_To be done_: Identify and pull out each line of the entries in which "фигуры" occurs.

══ Listed records ══

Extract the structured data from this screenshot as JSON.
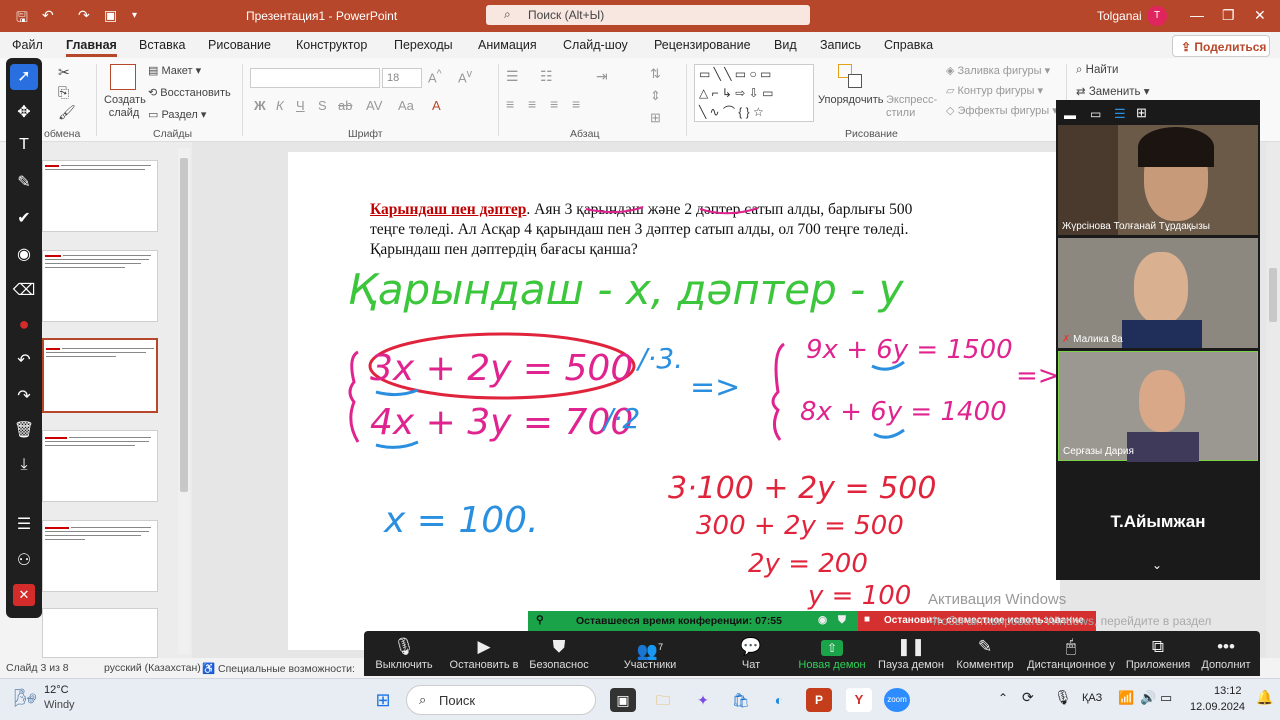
{
  "titlebar": {
    "title": "Презентация1  -  PowerPoint",
    "search": "Поиск (Alt+Ы)",
    "user": "Tolganai",
    "avatar": "T"
  },
  "menu": {
    "items": [
      "Файл",
      "Главная",
      "Вставка",
      "Рисование",
      "Конструктор",
      "Переходы",
      "Анимация",
      "Слайд-шоу",
      "Рецензирование",
      "Вид",
      "Запись",
      "Справка"
    ],
    "share": "Поделиться"
  },
  "ribbon": {
    "clipboard_label": "обмена",
    "new_slide": "Создать слайд",
    "layout": "Макет",
    "reset": "Восстановить",
    "section": "Раздел",
    "slides_label": "Слайды",
    "font_size": "18",
    "font_label": "Шрифт",
    "paragraph_label": "Абзац",
    "arrange": "Упорядочить",
    "quick_styles": "Экспресс-стили",
    "shape_fill": "Заливка фигуры",
    "shape_outline": "Контур фигуры",
    "shape_effects": "Эффекты фигуры",
    "drawing_label": "Рисование",
    "find": "Найти",
    "replace": "Заменить"
  },
  "slide": {
    "title_red": "Карындаш пен дәптер",
    "text_1": ". Аян 3 қарындаш және 2 дәптер сатып алды, барлығы 500 теңге төледі. Ал Асқар 4 қарындаш пен 3 дәптер сатып алды, ол 700 теңге төледі. Қарындаш пен дәптердің бағасы қанша?",
    "hw_green": "Қарындаш - x,   дәптер - y",
    "hw_eq1": "3x + 2y = 500",
    "hw_eq2": "4x + 3y = 700",
    "hw_m1": "/·3.",
    "hw_m2": "/·2",
    "hw_arrow": "=>",
    "hw_eq3": "9x + 6y = 1500",
    "hw_eq4": "8x + 6y = 1400",
    "hw_arrow2": "=>",
    "hw_x": "x = 100.",
    "hw_s1": "3·100 + 2y = 500",
    "hw_s2": "300 + 2y = 500",
    "hw_s3": "2y = 200",
    "hw_s4": "y = 100"
  },
  "video": {
    "p1": "Жүрсінова Толғанай Тұрдақызы",
    "p2": "Малика 8а",
    "p3": "Серғазы Дария",
    "p4": "Т.Айымжан"
  },
  "conference": {
    "time_left": "Оставшееся время конференции: 07:55",
    "stop_share": "Остановить совместное использование"
  },
  "zoom": {
    "mute": "Выключить",
    "stop_video": "Остановить в",
    "security": "Безопаснос",
    "participants": "Участники",
    "participants_count": "7",
    "chat": "Чат",
    "new_share": "Новая демон",
    "pause_share": "Пауза демон",
    "annotate": "Комментир",
    "remote": "Дистанционное у",
    "apps": "Приложения",
    "more": "Дополнит"
  },
  "status": {
    "slide": "Слайд 3 из 8",
    "lang": "русский (Казахстан)",
    "access": "Специальные возможности: пров"
  },
  "watermark": {
    "line1": "Активация Windows",
    "line2": "Чтобы активировать Windows, перейдите в раздел \"Параметры\"."
  },
  "taskbar": {
    "temp": "12°C",
    "weather": "Windy",
    "search": "Поиск",
    "lang": "ҚАЗ",
    "time": "13:12",
    "date": "12.09.2024"
  },
  "colors": {
    "accent": "#b7472a",
    "zoom_green": "#1ba34a",
    "zoom_red": "#d43030"
  }
}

═══

_Result for this exercise_:
    "shape_fill": "Заливка фигуры",
    "shape_outline": "Контур фигуры",
    "shape_effects": "Эффекты фигуры",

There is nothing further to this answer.